- _Stated task 1_: Copy these lines of the listing word for word, starting at the line that has "Output each element" and ending after the line that has "345, 584, 357]".

- _Article_:
The Committee will meet again at 10 a.m. tomorrow, when it will elect candidates to fill vacancies on a number of subsidiary organs of the General Assembly, and then continue its part-by-part examination of the programme budget for the next two years.

Committee Work Programme

The Fifth Committee (Administrative and Budgetary) met this afternoon to continue its part-by-part consideration of the proposed programme budget for 2000- 2001, specifically budget parts III and IV, concerned with international justice and law, and international cooperation for development, respectively.

(For an introduction to the proposed programme budget see Press Release GA/AB/3322 of 27 October. For background on parts III and IV see Press Release GA/AB/3331 of 3 November.)

Statements on Proposed Programme Budget

DJAMEL MOKTEFI (Algeria), speaking on section 7 of the budget, legal affairs, said that he wished to express support for the Office of Legal Affairs, but favoured the Advisory Committee’s recommendation which asked the Board of Auditors to make a study of commercial arbitration and litigation.

The Committee then turned to section 9 of the budget.

JARMO SAREVA (Finland), speaking on behalf of the European Union, Bulgaria, Czech Republic, Estonia, Hungary, Latvia, Lithuania, Poland, Romania, Slovakia, Slovenia, Cyprus and Malta, said his statement would address all the sections of part IV of the budget proposal.

On section 9, he said he agreed with the Advisory Committee on Administrative and Budgetary Questions' (ACABQ) observations on the use of general temporary assistance. Existing staff services should be used to the fullest extent in all sub-programmes.

He also agreed with the ACABQ that the costs for the Office for Inter-Agency Affairs were not sufficiently transparent. He felt the activities of the Non- Governmental Liaison Organization Service should be reinforced, and he also agreed with the ACABQ that consultants should only be used when the relevant expertise was not available in the Secretariat. The Union also subscribed to the general observations of the ACABQ on travel expenses, an area where judicious management and new technology could produce savings.

Under section 10, the Union wished to reiterate its commitment to development in Africa, and he appreciated the increase in resources for the programme. However, he hoped that in future the objectives of the programme could be better reflected in the accomplishments part.

Under section 12, he agreed with the recommendations of the ACABQ that steps be taken to determine more accurately the level of services that the United Nations Office at Nairobi was required to provide and the rate of reimbursing the cost of those services. The Union took note of the fact that that administrative functions in the United Nations Office at Nairobi had been reinforced in the budget.

- _Extracted records_:
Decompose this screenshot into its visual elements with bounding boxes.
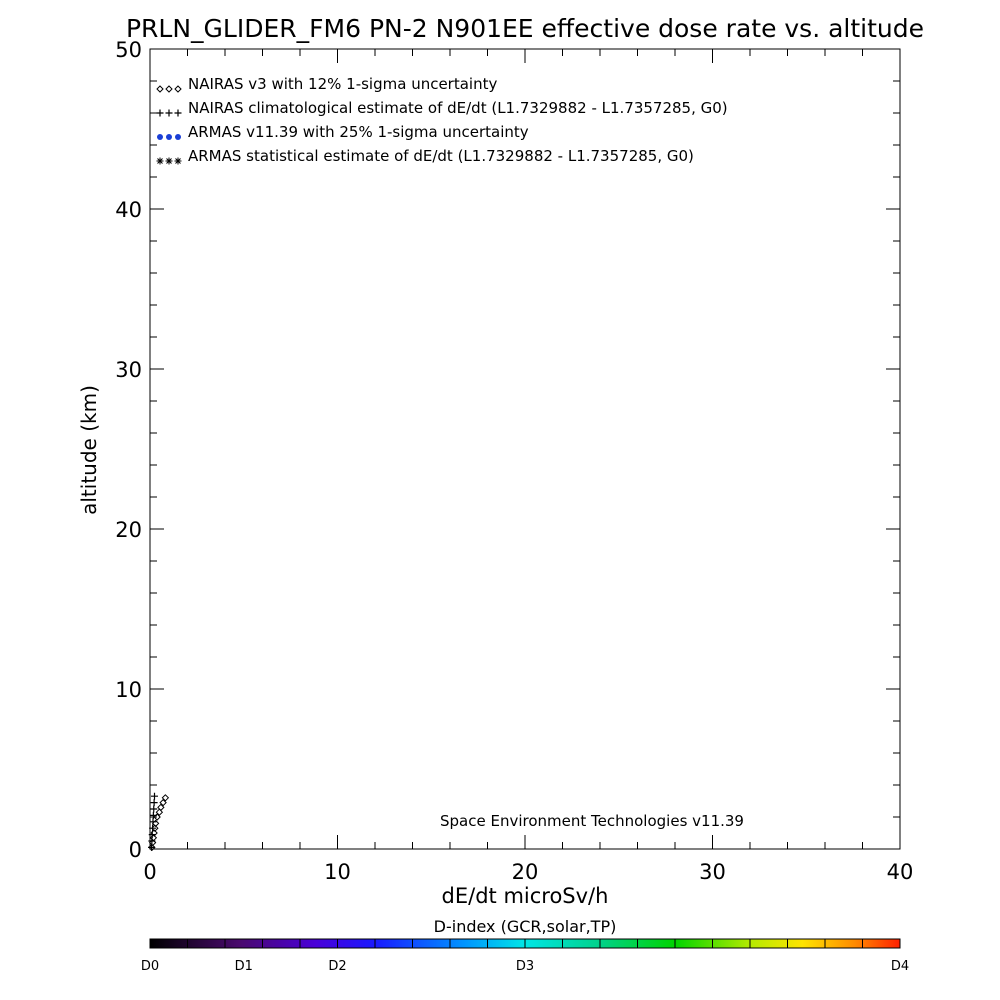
---
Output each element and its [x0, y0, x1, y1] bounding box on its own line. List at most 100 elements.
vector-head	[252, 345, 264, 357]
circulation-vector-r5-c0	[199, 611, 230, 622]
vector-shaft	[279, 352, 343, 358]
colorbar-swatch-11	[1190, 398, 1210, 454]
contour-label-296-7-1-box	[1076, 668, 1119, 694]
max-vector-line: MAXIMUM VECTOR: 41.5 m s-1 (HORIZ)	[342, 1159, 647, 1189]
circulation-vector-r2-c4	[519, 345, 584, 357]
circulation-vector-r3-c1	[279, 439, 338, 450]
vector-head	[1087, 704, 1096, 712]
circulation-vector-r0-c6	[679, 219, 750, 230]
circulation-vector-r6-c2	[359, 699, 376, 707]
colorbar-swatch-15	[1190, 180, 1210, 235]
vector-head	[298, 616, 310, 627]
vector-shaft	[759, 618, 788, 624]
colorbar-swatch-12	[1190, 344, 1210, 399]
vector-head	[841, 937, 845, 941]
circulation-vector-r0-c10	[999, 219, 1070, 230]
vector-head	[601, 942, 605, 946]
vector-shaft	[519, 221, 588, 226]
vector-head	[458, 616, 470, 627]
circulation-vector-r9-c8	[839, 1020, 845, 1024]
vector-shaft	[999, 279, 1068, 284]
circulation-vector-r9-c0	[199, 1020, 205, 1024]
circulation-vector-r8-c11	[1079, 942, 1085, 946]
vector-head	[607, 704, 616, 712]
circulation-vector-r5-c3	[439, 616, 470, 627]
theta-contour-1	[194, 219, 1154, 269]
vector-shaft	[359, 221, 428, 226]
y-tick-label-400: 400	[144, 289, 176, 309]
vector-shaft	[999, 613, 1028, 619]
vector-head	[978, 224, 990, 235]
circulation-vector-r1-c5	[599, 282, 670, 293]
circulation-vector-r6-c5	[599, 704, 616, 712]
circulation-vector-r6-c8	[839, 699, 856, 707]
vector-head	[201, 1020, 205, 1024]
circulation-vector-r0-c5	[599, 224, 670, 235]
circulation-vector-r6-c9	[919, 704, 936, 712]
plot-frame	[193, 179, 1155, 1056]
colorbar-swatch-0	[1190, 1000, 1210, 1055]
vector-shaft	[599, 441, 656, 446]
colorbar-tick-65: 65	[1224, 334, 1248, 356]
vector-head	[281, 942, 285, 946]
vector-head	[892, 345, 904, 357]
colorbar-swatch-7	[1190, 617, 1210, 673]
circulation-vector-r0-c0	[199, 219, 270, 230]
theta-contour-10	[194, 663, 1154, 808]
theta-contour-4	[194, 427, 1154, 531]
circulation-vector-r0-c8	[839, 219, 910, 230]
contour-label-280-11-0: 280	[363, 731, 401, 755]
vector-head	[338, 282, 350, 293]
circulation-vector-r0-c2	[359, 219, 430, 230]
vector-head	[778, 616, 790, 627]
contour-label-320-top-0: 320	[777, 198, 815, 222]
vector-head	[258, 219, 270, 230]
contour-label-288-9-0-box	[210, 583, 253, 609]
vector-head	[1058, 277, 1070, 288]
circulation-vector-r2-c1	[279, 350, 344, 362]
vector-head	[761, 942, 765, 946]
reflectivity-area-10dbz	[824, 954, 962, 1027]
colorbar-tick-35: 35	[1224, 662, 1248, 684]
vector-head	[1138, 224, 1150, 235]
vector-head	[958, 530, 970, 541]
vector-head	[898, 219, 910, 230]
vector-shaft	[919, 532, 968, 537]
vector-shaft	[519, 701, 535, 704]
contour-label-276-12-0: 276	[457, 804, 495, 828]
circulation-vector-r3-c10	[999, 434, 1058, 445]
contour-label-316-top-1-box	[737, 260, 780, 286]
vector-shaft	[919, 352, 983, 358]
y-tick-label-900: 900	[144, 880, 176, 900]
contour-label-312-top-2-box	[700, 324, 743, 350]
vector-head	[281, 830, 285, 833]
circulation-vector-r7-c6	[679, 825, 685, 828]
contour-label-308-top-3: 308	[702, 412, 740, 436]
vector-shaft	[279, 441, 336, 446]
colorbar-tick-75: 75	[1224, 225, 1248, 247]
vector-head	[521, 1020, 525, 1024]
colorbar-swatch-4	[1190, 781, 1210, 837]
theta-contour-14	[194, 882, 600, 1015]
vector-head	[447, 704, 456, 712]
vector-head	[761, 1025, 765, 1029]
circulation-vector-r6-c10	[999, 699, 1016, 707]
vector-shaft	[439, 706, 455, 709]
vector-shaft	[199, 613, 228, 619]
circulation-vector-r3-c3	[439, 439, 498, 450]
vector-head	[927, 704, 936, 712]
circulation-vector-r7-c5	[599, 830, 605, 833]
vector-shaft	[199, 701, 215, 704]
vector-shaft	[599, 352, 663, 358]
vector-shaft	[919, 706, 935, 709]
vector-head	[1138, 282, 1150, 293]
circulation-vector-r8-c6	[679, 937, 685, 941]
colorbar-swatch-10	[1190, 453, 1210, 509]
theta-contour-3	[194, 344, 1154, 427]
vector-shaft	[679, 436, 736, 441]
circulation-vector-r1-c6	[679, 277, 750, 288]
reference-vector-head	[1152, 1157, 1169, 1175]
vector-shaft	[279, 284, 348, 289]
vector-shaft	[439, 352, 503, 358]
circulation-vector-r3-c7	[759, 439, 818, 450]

- _Stated task 2_: In the article on the Fifth Committee meeting, at what time will the Committee meet again tomorrow?

- _Worked answer 1_:
Output each element and its [x0, y0, x1, y1] bounding box on its own line. List at most 100 elements.
vector-head	[252, 345, 264, 357]
circulation-vector-r5-c0	[199, 611, 230, 622]
vector-shaft	[279, 352, 343, 358]
colorbar-swatch-11	[1190, 398, 1210, 454]
contour-label-296-7-1-box	[1076, 668, 1119, 694]
max-vector-line: MAXIMUM VECTOR: 41.5 m s-1 (HORIZ)	[342, 1159, 647, 1189]
circulation-vector-r2-c4	[519, 345, 584, 357]

- _Worked answer 2_: At 10 a.m.